TEXTE À LIRE:
IL Y À 40 ANS JOHN LENNON
Voici 40 ans dans le BEST N° 150, Christian Lebrun sous le choc de son assassinat aux pieds du Dakota building, rendait le plus bel hommage à John Lennon… sans pour autant modifier la couve de son magazine qui était déjà consacrée à John et Yoko qui revenaient en force avec leur « Double Fantasy » après cinq trop longues années de silence consacrées à leur fils Sean. En cet anniversaire de cette tragédie new-yorkaise planètaire, triste flash-back !
Comme pour l’assassinat de John Kennedy, de son frère Bobby et de l’attentat sur les tours jumelles, on se souvient tous de ce que nous faisions lorsque nous avons appris que John Lennon avait été assassiné, en bas de chez lui, à New York, par un fan taré à qui il avait pourtant accordé une dédicace le matin même. Nous avions découvert quelques jours auparavant son irrésistible et bien nommé « (Just Like) Starting Over » produit par leur vieux complice Jack Douglas, en teasing de ce « Double Fantasy » signé John et Yoko, mais hélas la fête s’est bientôt transformée en cauchemar. John notre working class hero s’est écroulé devant chez lui, tué par un déséquilibré. Pourtant, persécuté par le FBI et autres agences barbouzes, qui surveillaient comme le lait sur le feu tout ce que brother John pouvait raconter sans jamais avoir réussi à le faire taire, il aura suffi d’un type frustré pour faire le job. Immense tristesse, en songeant que le rire de Lennon ne résonnerait plus jamais, que sa magnifique utopie ne nous entrainerait plus jamais au-delà de nos rêves. Yes, j’ai pleuré comme vous tous en apprenant la nouvelle de la mort de John Lennon, mais comme l’écrivait si bien l’immense Christian Lebrun dans les colonnes du magazine qu’il dirigeait : « La musique, bientôt, parlera mieux et suffira aux larmes. ». C’était il y a 40 ans et même si les larmes ont séché, la douleur ne s’est jamais estompée.

INFORMATIONS EXTRAITES:
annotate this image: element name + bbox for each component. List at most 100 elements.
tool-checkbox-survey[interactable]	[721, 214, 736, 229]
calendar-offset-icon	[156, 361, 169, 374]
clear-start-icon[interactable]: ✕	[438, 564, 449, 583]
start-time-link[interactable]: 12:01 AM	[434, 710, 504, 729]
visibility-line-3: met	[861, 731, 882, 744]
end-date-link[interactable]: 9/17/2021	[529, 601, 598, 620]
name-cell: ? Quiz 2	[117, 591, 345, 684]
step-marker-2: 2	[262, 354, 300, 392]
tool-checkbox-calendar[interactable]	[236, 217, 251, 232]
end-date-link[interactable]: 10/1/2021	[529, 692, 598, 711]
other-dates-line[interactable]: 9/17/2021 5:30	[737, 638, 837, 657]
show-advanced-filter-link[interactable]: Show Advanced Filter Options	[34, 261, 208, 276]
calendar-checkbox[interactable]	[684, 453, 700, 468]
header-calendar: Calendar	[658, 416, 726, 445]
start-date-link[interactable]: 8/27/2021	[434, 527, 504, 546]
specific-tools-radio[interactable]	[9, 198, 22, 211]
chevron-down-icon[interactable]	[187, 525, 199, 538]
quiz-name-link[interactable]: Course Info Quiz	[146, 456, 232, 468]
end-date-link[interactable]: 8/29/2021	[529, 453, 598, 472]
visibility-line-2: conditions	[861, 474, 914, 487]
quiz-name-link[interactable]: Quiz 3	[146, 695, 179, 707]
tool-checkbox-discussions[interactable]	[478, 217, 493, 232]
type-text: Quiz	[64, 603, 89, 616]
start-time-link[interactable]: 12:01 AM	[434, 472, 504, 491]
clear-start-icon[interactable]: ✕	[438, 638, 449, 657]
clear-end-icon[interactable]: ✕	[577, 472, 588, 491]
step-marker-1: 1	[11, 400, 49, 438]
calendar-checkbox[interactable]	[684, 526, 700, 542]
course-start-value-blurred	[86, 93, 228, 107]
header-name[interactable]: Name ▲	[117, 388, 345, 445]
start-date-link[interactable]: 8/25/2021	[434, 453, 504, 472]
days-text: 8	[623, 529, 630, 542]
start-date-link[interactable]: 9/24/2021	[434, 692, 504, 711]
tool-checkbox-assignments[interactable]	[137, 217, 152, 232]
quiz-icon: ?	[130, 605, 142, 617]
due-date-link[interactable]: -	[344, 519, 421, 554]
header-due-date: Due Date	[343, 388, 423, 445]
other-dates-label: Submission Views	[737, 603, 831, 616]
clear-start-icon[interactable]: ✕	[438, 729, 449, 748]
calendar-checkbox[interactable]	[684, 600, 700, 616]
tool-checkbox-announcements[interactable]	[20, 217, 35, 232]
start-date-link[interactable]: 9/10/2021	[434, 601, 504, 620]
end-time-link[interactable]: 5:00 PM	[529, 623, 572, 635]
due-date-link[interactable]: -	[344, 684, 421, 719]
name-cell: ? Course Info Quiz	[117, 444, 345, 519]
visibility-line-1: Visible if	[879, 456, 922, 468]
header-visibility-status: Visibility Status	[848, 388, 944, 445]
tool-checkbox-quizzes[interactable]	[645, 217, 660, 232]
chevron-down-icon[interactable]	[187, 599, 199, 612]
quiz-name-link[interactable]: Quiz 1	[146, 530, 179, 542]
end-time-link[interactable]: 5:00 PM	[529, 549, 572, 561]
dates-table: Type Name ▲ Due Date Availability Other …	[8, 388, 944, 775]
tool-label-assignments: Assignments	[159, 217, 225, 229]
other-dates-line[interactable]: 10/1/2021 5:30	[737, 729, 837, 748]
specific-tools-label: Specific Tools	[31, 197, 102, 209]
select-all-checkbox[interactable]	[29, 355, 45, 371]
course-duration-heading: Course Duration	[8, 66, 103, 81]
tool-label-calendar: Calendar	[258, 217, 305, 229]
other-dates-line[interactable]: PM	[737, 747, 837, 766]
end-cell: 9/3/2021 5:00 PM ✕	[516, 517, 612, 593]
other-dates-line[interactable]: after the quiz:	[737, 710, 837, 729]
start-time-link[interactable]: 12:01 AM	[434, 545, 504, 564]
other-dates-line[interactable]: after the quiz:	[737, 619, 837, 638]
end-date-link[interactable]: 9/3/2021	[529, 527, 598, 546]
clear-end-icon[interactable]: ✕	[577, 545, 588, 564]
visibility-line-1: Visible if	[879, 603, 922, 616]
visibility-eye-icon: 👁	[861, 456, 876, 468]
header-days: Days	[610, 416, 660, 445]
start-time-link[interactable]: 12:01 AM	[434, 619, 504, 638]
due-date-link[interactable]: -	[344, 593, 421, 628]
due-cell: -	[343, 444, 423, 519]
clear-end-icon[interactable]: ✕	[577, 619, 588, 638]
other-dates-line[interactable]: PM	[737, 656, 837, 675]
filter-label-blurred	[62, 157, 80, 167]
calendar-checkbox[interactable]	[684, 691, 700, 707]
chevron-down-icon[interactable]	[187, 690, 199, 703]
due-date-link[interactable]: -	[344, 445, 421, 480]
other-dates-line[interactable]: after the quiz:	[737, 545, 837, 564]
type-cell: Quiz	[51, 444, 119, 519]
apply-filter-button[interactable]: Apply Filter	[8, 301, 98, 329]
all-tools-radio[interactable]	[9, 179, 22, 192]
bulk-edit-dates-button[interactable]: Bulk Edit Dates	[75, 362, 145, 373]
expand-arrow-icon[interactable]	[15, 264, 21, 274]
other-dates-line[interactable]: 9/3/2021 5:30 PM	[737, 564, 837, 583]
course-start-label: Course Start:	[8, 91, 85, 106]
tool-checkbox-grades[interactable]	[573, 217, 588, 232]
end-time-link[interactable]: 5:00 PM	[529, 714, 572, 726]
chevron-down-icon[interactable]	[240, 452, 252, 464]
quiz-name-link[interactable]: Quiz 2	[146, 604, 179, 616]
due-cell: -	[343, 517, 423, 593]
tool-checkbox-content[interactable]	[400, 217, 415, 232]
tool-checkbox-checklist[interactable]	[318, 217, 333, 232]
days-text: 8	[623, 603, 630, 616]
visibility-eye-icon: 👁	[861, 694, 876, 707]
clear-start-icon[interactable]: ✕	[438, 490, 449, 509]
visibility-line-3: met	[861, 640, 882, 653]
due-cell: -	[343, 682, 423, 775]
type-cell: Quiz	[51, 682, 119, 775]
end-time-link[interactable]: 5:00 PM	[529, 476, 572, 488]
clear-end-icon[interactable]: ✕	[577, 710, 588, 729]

À FAIRE:
**a.** Traduisez en anglais la phrase suivante du texte sur John Lennon : « John notre working class hero s’est écroulé devant chez lui, tué par un déséquilibré. »
**b.** Relevez toutes les personnes que le texte sur John Lennon désigne par leur nom ou leur prénom.
**c.** Rédigez la suite du texte sur John Lennon à partir de sa dernière phrase.

RÉSULTATS DES EXERCICES:
**a.** John, our working class hero, collapsed in front of his home, killed by a deranged man.

**b.** John Lennon, Christian Lebrun, Yoko, Sean, John Kennedy, Bobby, Jack Douglas

**c.**
Publié dans le numéro 150 de BEST sous le titre :
UNE VIE DANS LE SIÈCLE
Par Christian LEBRUN
« Children, don’t do what I have done
I couldn’t walk and I tried to run
So I just got to tell you goodbye, goodbye »
(John Lennon – « Mother »)
Quelle somme de ratages, de frustrations, de perversions a donc pu oppresser le cerveau de ce type pour qu’il crible de ces sept balles à bout portant le working class hero, John Lennon ? Le 9 décembre, Lennon avait vécu exactement quarante années et deux mois. II revenait avec sa femme Yoko Ono du studio, où probablement ils avaient répété les morceaux qui devaient constituer le répertoire de la tournée qu’ils devaient entreprendre au début de 1981 ; alors qu’ils arrivaient devant leur appartement de Manhattan, ce type s’est approché. Il avait, parait-il, dans les vingt-cinq ans. Certains témoins affirment l’avoir vu faire les cent pas depuis plusieurs jours sur le trottoir devant l’entrée de l’immeuble des Lennon. Il a demandé un autographe. Et puis il a déchargé les sept balles de son revolver sur John. Quand celui-ci s’est effondré, il est resté là, le rictus figé par un sourire, sans s’enfuir. On tenta en vain de transporter la victime à l’Hopital Roosevelt. John Lennon mourut dans les bras de Yoko Ono, la grande passion de sa vie.
« There’s room at the top they are telling you still
But first you must learn how to smile as you kill ».
(« Working Class Hero »)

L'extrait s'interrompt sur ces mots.